*WHAT TO WORK ON*
Make an exact copy of the records, with the images left out.

-----

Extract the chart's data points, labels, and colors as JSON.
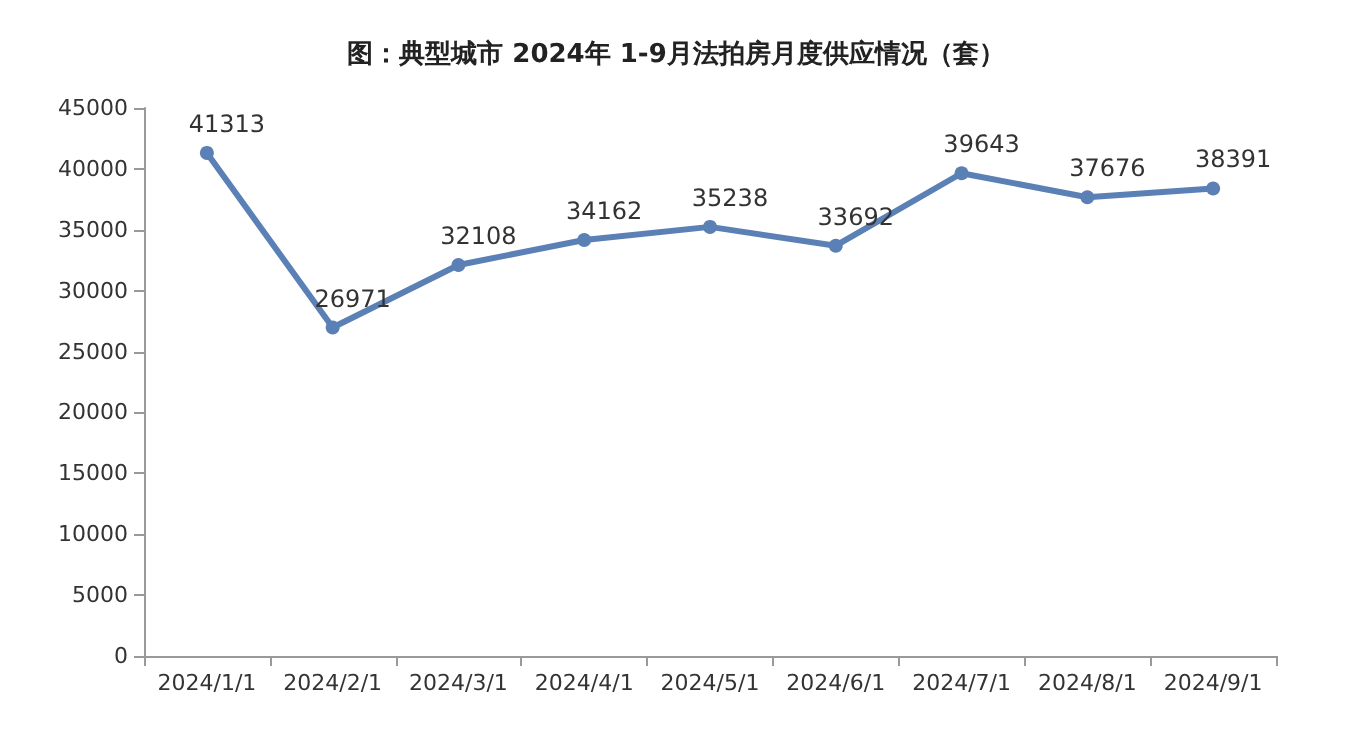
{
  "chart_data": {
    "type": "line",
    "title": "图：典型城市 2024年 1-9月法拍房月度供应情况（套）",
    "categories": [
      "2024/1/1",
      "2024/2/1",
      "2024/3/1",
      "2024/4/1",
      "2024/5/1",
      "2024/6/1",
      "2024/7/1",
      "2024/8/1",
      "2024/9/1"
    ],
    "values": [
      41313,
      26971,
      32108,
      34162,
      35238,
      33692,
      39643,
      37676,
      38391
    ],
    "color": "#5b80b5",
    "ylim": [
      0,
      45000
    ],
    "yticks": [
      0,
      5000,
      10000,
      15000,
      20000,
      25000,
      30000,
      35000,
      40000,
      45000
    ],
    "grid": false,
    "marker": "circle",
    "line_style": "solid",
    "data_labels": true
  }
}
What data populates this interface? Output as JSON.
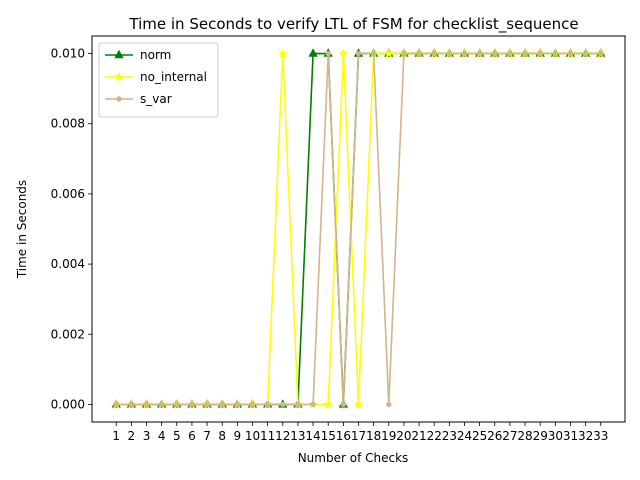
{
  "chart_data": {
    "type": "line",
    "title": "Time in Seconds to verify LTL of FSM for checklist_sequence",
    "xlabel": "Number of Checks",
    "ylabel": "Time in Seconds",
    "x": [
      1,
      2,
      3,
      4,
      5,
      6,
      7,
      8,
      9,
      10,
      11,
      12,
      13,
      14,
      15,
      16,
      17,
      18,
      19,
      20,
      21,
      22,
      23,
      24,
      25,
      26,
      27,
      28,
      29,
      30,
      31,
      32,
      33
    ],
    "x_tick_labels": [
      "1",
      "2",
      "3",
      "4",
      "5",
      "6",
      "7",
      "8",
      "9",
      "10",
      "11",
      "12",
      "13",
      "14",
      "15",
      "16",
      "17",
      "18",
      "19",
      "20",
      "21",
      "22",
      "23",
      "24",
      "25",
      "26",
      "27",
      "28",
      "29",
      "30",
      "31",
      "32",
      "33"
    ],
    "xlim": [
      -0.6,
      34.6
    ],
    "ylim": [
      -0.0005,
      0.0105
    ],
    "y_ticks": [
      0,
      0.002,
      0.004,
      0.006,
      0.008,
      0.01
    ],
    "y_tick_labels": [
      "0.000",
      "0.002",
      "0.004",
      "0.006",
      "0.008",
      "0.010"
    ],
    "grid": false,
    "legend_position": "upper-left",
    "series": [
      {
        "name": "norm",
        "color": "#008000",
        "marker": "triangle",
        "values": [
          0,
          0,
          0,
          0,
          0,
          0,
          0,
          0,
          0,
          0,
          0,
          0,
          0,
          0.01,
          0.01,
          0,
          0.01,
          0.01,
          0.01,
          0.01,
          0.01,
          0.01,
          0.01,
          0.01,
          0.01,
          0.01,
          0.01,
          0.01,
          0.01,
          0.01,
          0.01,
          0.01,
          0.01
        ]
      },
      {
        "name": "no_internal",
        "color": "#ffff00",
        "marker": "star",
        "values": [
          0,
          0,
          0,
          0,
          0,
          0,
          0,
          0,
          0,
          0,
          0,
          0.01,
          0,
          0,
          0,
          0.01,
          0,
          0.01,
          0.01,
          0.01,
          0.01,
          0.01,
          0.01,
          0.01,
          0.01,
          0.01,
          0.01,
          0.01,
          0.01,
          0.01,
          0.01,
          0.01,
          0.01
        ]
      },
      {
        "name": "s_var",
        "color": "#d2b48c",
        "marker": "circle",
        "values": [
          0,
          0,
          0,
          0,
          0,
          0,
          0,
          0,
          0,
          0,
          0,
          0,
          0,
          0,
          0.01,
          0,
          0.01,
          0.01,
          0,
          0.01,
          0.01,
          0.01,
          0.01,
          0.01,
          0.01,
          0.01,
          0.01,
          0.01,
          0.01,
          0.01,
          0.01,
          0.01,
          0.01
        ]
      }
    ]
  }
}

-----

*EXERCISE RESULT*
Extract the chart's data points, labels, and colors as JSON.
{
  "chart_data": {
    "type": "line",
    "title": "图：典型城市 2024年 1-9月法拍房月度供应情况（套）",
    "categories": [
      "2024/1/1",
      "2024/2/1",
      "2024/3/1",
      "2024/4/1",
      "2024/5/1",
      "2024/6/1",
      "2024/7/1",
      "2024/8/1",
      "2024/9/1"
    ],
    "values": [
      41313,
      26971,
      32108,
      34162,
      35238,
      33692,
      39643,
      37676,
      38391
    ],
    "color": "#5b80b5",
    "ylim": [
      0,
      45000
    ],
    "yticks": [
      0,
      5000,
      10000,
      15000,
      20000,
      25000,
      30000,
      35000,
      40000,
      45000
    ],
    "grid": false,
    "marker": "circle",
    "line_style": "solid",
    "data_labels": true
  }
}
What data populates this interface? Output as JSON.
{
  "chart_data": {
    "type": "line",
    "title": "Time in Seconds to verify LTL of FSM for checklist_sequence",
    "xlabel": "Number of Checks",
    "ylabel": "Time in Seconds",
    "x": [
      1,
      2,
      3,
      4,
      5,
      6,
      7,
      8,
      9,
      10,
      11,
      12,
      13,
      14,
      15,
      16,
      17,
      18,
      19,
      20,
      21,
      22,
      23,
      24,
      25,
      26,
      27,
      28,
      29,
      30,
      31,
      32,
      33
    ],
    "x_tick_labels": [
      "1",
      "2",
      "3",
      "4",
      "5",
      "6",
      "7",
      "8",
      "9",
      "10",
      "11",
      "12",
      "13",
      "14",
      "15",
      "16",
      "17",
      "18",
      "19",
      "20",
      "21",
      "22",
      "23",
      "24",
      "25",
      "26",
      "27",
      "28",
      "29",
      "30",
      "31",
      "32",
      "33"
    ],
    "xlim": [
      -0.6,
      34.6
    ],
    "ylim": [
      -0.0005,
      0.0105
    ],
    "y_ticks": [
      0,
      0.002,
      0.004,
      0.006,
      0.008,
      0.01
    ],
    "y_tick_labels": [
      "0.000",
      "0.002",
      "0.004",
      "0.006",
      "0.008",
      "0.010"
    ],
    "grid": false,
    "legend_position": "upper-left",
    "series": [
      {
        "name": "norm",
        "color": "#008000",
        "marker": "triangle",
        "values": [
          0,
          0,
          0,
          0,
          0,
          0,
          0,
          0,
          0,
          0,
          0,
          0,
          0,
          0.01,
          0.01,
          0,
          0.01,
          0.01,
          0.01,
          0.01,
          0.01,
          0.01,
          0.01,
          0.01,
          0.01,
          0.01,
          0.01,
          0.01,
          0.01,
          0.01,
          0.01,
          0.01,
          0.01
        ]
      },
      {
        "name": "no_internal",
        "color": "#ffff00",
        "marker": "star",
        "values": [
          0,
          0,
          0,
          0,
          0,
          0,
          0,
          0,
          0,
          0,
          0,
          0.01,
          0,
          0,
          0,
          0.01,
          0,
          0.01,
          0.01,
          0.01,
          0.01,
          0.01,
          0.01,
          0.01,
          0.01,
          0.01,
          0.01,
          0.01,
          0.01,
          0.01,
          0.01,
          0.01,
          0.01
        ]
      },
      {
        "name": "s_var",
        "color": "#d2b48c",
        "marker": "circle",
        "values": [
          0,
          0,
          0,
          0,
          0,
          0,
          0,
          0,
          0,
          0,
          0,
          0,
          0,
          0,
          0.01,
          0,
          0.01,
          0.01,
          0,
          0.01,
          0.01,
          0.01,
          0.01,
          0.01,
          0.01,
          0.01,
          0.01,
          0.01,
          0.01,
          0.01,
          0.01,
          0.01,
          0.01
        ]
      }
    ]
  }
}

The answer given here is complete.